## TEXTO DE LECTURA
============

Casi 70 años después del nazismo y el Holocausto —verdadera caída bíblica de la humanidad— el paciente rastreo de sus responsables cobró fuerza en nuestro patio durante 2013. Prensa Asociada descubrió que un inofensivo carpintero jubilado de Minnesota en realidad había dirigido la quema de una villa polaca en 1944. Michael Karcoc, de 94 años, ordenó asesinar a decenas de mujeres y niños polacos en represalia por el ajusticiamiento de un mayor de la SS.
Karcoc sirvió en una legión nacionalista ucraniana que controlaba la temible fuerza paramilitar nazi. Concluida la Segunda Guerra Mundial, se coló en EE.UU mintiendo sobre su pasado a inmigración, como hoy hacen violadores de derechos humanos de Cuba, Guatemala, Nicaragua, Honduras y otros países latinoamericanos. Autoridades norteamericanas, alemanas y polacas colaboran para procesarle.
Su caso revivió este año el interés en antiguos colaboradores de los nazis que han vivido plácidamente entre nosotros. Entre ellos se halla el lituano Vladas Zajanckauskas, quien agotó sus recursos de apelación y, a los 95, podría convertirse en la persona más vieja en ser deportada de EE.UU.
Patriarca de una familia inmigrante de Massachussetts, formó parte de un escuadrón de la muerte que asesinó a centenares en el güeto de Varsovia. Pero ha surgido una pega para hacerle justicia: ningún país quiere recibirlo. Es el mismo problema que enfrentan autoridades norteamericanas en los casos del ucraniano Teodoro Szehinskyj, de 89 años, ex guardia de campos de concentración nazis en Alemania y Polonia y residente de Pennsylvania; Jawik Palij, de 91 años, polaco de Nueva York, otro antiguo guardia de un campo de concentración de prisioneros judíos en Polonia; y John Kalymon, de 92, polaco que militó en un grupo paramilitar ucraniano y quien personalmente asesinó a judíos, según la corte que lo decretó listo para la expulsión.
A medida que se difunde información, el rechazo a estos criminales les persigue literalmente hasta la tumba. La muerte en Italia del ex oficial alemán de la SS, Erich Priebke, desató una ola de desdén hacia su cadáver. Priebke había dirigido la matanza de 320 prisioneros italianos en represalia por la muerte de 33 soldados alemanes en 1944. Argentina rechazó su último deseo de ser enterrado allí tras su fallecimiento en Roma a los 100 años. El Vaticano prohibió realizarle exequias fúnebres en una iglesia católica. Alemania se negó a recibir sus despojos. Luego de protestas multitudinarias, el gobierno italiano lo enterró en una tumba secreta.

============

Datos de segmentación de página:

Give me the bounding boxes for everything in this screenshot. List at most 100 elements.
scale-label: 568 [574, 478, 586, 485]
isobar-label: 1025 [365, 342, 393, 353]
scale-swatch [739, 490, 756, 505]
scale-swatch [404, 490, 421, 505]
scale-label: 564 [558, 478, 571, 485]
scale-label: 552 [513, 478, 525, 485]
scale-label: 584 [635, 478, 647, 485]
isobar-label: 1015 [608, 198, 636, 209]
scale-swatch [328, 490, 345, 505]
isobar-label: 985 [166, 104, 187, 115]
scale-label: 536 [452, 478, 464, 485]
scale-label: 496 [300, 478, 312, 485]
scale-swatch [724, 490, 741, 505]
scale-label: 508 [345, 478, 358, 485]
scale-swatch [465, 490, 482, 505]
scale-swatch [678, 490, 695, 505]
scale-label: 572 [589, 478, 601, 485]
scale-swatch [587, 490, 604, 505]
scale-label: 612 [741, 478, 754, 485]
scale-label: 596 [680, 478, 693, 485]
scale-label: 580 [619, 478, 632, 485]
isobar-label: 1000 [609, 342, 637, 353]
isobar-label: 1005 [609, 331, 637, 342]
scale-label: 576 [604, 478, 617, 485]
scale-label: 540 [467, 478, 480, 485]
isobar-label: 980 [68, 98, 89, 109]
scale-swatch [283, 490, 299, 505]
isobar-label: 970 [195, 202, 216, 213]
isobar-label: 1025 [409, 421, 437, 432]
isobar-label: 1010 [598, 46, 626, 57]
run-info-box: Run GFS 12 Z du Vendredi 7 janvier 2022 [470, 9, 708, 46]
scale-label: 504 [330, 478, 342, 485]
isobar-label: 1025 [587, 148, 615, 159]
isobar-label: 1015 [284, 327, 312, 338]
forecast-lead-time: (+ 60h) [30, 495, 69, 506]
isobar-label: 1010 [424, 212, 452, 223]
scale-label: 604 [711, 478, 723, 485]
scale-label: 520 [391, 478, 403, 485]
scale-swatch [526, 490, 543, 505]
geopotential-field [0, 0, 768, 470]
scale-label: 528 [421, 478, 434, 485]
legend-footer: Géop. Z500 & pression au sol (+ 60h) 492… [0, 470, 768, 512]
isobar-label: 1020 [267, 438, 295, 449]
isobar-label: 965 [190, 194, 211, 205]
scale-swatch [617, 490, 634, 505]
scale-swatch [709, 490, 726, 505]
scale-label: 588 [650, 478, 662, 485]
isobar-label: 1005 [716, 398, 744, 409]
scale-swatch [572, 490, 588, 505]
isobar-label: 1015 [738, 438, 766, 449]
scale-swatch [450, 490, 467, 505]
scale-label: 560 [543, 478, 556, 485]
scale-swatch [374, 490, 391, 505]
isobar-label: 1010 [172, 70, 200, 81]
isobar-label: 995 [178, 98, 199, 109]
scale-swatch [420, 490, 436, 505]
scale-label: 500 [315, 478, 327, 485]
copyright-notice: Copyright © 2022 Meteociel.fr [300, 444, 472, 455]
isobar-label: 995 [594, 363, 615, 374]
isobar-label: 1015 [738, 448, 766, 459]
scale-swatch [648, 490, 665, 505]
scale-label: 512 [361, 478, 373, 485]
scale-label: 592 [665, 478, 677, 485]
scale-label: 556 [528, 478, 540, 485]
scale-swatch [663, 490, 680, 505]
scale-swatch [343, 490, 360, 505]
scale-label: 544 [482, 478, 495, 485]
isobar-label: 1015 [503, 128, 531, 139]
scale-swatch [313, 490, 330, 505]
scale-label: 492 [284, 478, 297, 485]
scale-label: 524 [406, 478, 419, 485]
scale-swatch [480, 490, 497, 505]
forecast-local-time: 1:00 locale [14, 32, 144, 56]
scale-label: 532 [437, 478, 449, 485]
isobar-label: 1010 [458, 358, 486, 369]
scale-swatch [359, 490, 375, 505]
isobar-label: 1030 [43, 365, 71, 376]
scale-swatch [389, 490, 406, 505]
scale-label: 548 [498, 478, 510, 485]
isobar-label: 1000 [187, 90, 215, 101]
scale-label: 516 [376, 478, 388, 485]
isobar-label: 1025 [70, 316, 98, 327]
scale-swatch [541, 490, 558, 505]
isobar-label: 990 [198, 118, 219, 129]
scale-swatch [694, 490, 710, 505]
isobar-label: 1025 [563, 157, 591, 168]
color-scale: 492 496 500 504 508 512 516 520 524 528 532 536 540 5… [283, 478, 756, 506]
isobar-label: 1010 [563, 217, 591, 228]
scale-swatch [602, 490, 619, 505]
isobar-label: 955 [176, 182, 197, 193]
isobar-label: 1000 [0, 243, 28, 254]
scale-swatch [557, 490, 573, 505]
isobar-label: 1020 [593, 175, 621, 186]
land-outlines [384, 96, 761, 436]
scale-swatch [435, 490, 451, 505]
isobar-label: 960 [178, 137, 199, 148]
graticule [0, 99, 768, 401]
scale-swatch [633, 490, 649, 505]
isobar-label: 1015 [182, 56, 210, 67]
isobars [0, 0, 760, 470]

============

## TAREA A REALIZAR
Según el texto sobre los colaboradores nazis, ¿qué hizo el gobierno italiano con los restos de Erich Priebke tras las protestas multitudinarias?

## RESPUESTA DEL EJERCICIO
Lo enterró en una tumba secreta.